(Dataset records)
** BEGIN **

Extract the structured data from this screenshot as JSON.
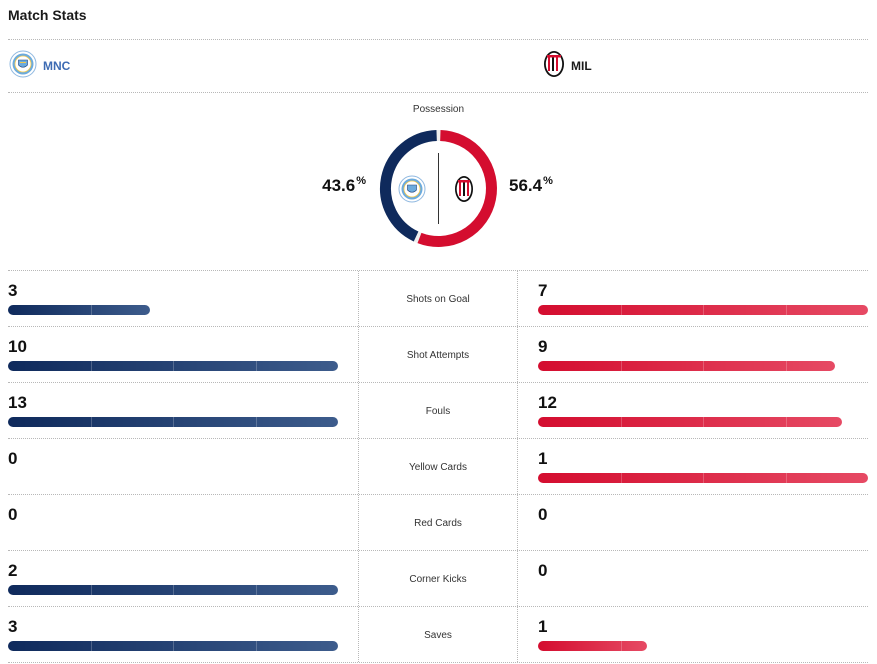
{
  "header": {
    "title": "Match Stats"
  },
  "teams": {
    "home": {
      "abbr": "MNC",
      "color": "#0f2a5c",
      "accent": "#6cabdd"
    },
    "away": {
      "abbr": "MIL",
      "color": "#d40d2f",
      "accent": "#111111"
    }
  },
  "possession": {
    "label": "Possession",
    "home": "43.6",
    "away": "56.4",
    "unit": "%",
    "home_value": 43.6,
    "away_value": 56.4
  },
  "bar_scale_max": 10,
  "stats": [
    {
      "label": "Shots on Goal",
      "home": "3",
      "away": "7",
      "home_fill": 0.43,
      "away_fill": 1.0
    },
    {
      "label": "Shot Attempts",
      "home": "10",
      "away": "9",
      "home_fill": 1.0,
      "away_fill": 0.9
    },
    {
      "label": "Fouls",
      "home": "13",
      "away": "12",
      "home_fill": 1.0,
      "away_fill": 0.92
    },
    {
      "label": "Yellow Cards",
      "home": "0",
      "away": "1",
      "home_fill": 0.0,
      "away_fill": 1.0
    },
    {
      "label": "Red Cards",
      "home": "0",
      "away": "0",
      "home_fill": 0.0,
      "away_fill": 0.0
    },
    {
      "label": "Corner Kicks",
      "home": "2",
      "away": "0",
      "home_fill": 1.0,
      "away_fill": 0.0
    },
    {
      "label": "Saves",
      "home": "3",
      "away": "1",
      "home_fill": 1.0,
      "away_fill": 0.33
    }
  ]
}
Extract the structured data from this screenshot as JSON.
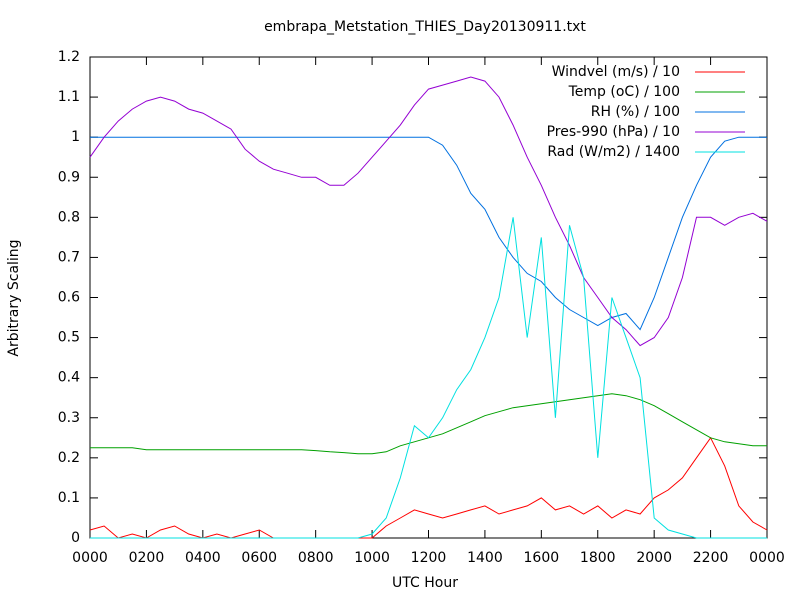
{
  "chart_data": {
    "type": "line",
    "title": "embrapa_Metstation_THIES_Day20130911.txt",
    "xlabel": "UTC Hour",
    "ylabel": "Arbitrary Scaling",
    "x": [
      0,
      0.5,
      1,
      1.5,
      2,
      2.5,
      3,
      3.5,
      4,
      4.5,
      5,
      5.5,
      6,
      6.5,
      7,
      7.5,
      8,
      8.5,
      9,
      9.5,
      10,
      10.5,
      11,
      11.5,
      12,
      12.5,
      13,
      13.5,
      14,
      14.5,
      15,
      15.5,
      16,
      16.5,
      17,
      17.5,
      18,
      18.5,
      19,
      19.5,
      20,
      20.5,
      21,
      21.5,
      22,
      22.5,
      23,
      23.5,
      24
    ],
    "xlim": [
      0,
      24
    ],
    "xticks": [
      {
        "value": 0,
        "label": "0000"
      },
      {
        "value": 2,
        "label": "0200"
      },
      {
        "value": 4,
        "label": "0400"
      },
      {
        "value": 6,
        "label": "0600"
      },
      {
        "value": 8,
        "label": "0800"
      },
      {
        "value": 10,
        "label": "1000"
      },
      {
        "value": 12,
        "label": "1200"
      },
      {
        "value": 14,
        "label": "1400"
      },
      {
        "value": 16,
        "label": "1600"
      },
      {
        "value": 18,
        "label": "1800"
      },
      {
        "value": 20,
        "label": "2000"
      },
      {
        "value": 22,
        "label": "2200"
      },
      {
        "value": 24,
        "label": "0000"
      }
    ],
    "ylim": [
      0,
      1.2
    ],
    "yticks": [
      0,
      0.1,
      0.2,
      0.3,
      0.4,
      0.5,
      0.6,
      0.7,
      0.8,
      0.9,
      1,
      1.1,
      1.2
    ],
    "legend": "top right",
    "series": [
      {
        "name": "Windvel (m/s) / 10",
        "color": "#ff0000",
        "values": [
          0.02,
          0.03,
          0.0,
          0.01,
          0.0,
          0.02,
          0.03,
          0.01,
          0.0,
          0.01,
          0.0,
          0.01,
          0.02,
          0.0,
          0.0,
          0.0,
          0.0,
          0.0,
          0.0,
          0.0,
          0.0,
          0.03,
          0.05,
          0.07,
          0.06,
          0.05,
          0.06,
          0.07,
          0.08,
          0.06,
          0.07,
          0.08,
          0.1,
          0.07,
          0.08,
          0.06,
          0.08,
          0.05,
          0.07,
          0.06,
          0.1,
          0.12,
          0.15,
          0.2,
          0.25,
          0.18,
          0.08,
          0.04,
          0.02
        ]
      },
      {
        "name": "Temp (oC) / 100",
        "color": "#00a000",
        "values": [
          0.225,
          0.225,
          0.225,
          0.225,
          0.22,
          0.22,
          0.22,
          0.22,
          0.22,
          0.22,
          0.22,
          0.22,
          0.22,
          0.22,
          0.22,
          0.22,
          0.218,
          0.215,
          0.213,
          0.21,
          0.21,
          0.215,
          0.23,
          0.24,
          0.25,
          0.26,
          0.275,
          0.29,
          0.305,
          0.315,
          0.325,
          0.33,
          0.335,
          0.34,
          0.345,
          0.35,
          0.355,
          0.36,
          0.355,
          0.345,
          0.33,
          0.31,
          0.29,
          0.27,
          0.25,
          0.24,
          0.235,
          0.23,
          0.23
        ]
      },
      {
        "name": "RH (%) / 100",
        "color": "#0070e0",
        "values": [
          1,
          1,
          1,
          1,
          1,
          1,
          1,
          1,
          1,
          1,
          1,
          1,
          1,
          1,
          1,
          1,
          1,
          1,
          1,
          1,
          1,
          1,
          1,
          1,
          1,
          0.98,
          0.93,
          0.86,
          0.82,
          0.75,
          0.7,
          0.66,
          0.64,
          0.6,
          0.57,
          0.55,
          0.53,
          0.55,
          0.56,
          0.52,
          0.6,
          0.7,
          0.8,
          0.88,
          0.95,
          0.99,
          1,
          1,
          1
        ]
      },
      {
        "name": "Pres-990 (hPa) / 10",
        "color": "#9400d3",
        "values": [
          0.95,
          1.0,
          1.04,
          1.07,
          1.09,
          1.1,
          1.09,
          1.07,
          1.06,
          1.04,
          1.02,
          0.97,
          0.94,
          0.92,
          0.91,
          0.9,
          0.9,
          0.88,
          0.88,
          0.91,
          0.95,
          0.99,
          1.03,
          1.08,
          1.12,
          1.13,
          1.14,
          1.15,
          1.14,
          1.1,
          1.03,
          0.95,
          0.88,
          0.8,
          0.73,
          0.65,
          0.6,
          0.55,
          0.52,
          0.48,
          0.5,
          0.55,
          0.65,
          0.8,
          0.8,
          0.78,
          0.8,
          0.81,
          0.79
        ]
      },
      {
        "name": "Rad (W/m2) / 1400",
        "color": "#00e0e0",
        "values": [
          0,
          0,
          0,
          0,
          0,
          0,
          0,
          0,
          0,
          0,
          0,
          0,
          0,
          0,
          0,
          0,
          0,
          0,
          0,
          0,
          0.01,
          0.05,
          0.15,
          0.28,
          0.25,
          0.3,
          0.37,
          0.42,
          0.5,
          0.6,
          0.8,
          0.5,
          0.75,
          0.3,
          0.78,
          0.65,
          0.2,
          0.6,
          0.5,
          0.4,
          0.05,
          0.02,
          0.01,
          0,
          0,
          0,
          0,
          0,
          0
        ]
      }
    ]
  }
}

** END **

## THE REQUEST
Review the material and copy each line in which the word "color" appears.

## ANSWER BELOW
      "color": "#0f2a5c",
      "color": "#d40d2f",
        "color": "#ff0000",
        "color": "#00a000",
        "color": "#0070e0",
        "color": "#9400d3",
        "color": "#00e0e0",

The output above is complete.